**REQUIRED TASK:** Comb through the entries for "image" and pull out each line that holds it.

**** MATERIALS PROVIDED

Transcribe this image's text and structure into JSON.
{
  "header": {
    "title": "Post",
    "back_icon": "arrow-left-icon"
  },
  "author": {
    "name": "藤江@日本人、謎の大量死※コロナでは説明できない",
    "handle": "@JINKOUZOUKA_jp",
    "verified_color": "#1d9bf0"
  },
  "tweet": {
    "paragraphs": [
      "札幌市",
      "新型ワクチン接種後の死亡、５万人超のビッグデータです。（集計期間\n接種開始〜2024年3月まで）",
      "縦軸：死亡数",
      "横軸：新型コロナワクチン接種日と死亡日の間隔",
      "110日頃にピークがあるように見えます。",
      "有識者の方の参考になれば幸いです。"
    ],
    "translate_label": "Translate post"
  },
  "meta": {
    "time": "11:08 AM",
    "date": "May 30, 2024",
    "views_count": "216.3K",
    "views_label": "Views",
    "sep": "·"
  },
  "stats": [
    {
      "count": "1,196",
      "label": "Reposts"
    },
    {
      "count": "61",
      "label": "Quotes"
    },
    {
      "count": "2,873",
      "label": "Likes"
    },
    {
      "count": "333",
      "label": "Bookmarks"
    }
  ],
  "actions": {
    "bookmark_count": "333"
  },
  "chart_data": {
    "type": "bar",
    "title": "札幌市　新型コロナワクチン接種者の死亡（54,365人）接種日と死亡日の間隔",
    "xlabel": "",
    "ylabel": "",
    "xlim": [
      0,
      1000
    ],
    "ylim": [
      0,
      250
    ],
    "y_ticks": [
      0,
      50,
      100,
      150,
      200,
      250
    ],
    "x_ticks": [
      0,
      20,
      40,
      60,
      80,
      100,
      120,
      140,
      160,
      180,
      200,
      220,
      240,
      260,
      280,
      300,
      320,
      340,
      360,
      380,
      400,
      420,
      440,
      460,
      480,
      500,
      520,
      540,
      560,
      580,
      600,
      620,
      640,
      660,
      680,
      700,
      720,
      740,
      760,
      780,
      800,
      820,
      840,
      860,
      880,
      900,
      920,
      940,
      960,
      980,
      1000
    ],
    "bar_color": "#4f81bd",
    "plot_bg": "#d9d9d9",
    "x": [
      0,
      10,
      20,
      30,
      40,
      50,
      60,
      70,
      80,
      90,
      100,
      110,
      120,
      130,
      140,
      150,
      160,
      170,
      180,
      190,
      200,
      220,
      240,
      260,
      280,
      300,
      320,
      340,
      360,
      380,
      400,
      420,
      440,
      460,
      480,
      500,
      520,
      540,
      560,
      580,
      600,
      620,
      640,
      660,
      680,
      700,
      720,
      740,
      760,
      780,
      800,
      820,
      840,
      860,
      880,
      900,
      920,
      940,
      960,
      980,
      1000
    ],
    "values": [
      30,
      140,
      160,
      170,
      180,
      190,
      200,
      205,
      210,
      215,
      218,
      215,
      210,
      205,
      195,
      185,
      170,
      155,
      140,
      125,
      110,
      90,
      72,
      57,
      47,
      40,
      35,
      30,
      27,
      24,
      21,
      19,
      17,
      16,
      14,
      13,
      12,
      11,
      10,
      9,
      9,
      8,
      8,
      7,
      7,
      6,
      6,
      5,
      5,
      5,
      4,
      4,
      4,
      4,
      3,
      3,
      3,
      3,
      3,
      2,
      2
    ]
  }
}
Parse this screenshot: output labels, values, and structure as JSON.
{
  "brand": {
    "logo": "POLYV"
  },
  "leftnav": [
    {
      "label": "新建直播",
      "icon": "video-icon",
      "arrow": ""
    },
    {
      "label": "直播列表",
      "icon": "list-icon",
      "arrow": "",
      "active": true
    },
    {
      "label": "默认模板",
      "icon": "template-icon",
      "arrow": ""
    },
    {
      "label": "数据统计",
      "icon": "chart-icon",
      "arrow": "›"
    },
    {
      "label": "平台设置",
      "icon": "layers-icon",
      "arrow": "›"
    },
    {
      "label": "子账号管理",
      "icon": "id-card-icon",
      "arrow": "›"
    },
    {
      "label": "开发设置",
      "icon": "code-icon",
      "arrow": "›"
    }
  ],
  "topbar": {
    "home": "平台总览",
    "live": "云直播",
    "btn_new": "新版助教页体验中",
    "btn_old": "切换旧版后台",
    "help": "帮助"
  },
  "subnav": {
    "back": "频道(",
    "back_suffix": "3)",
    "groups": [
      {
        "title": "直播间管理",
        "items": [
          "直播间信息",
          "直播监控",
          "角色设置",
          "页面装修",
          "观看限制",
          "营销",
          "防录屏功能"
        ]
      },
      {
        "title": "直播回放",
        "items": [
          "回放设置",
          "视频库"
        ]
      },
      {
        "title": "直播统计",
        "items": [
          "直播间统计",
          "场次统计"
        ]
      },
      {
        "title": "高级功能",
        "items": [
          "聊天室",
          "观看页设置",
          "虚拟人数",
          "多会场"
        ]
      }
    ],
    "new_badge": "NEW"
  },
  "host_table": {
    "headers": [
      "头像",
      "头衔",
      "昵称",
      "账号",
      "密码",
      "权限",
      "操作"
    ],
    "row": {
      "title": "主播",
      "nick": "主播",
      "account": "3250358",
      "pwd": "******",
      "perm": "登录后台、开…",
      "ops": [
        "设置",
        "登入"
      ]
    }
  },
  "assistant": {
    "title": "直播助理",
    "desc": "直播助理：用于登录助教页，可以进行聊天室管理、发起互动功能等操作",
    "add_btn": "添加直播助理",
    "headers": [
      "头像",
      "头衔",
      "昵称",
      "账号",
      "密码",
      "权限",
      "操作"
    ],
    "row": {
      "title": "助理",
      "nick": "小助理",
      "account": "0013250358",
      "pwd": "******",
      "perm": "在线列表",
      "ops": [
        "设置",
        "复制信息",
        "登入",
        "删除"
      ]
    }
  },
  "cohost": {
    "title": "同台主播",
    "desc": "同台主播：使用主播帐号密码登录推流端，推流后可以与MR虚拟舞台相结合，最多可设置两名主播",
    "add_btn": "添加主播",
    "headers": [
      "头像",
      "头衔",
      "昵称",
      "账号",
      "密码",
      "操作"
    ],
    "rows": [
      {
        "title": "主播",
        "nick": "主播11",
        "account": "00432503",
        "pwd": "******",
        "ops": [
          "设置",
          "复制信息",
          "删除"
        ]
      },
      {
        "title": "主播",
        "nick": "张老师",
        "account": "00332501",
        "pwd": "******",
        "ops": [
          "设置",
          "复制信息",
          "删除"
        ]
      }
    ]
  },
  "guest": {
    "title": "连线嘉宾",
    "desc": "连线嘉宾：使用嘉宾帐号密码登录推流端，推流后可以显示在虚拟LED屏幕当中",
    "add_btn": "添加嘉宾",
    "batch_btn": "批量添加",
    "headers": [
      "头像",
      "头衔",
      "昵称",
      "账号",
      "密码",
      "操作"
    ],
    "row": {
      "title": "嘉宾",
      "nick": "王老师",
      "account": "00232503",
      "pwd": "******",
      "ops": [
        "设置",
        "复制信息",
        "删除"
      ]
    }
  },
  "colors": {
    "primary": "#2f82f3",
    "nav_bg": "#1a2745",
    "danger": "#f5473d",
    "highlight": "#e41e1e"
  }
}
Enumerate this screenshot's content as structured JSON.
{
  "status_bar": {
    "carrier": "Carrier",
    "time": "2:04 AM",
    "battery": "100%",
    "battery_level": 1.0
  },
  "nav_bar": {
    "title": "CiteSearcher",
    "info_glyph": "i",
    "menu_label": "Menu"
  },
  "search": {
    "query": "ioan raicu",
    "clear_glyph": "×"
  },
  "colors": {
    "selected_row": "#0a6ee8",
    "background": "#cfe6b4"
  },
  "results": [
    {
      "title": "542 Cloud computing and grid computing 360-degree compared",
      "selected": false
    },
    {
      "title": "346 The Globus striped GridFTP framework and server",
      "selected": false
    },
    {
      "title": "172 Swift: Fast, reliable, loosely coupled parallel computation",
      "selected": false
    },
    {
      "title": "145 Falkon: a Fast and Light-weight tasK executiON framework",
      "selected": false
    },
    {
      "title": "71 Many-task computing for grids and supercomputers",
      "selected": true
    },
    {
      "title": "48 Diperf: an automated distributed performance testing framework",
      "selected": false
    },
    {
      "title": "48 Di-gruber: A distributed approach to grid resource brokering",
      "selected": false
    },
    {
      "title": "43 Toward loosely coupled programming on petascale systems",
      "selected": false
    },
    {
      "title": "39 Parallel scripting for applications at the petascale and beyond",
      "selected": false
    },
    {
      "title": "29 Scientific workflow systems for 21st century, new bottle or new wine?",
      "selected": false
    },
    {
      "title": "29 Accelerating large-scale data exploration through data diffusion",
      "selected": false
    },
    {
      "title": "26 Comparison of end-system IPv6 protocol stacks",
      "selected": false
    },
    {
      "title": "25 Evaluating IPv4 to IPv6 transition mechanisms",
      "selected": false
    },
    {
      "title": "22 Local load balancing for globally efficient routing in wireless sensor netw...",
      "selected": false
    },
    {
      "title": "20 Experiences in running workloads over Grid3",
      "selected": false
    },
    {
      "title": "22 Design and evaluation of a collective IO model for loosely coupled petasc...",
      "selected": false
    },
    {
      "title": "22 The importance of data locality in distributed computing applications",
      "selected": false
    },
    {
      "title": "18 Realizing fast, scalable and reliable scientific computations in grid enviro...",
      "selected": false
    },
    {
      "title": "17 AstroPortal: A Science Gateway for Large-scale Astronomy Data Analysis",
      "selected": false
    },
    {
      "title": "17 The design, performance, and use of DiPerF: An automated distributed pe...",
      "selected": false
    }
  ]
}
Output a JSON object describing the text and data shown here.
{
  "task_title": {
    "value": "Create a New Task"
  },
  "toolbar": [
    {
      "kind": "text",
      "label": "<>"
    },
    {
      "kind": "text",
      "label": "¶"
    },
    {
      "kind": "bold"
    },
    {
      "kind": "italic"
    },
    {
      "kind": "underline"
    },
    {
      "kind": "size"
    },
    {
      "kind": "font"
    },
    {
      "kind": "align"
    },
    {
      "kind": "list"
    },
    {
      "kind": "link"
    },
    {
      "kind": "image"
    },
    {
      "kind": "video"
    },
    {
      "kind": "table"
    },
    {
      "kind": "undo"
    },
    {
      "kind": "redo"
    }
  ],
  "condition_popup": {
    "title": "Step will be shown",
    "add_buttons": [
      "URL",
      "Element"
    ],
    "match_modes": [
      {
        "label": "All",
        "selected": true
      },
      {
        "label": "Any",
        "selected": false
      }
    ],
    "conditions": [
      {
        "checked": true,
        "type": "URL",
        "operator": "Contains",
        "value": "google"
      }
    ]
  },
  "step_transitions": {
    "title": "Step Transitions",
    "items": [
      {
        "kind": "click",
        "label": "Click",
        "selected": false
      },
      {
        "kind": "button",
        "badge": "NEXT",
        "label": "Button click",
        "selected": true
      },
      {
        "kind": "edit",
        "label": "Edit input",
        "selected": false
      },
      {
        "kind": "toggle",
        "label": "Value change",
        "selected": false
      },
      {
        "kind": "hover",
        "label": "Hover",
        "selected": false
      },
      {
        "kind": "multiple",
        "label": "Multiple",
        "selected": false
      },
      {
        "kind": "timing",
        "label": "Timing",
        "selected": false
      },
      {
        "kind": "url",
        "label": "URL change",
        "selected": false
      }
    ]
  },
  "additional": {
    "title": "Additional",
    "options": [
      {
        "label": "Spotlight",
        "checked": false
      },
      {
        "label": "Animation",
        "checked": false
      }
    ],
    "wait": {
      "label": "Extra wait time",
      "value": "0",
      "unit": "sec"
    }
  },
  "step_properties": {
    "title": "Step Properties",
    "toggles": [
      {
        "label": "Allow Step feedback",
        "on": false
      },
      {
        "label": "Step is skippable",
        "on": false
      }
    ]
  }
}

********

**FULL SOLUTION:**
Transcribe this image's text and structure into JSON.
      "kind": "image"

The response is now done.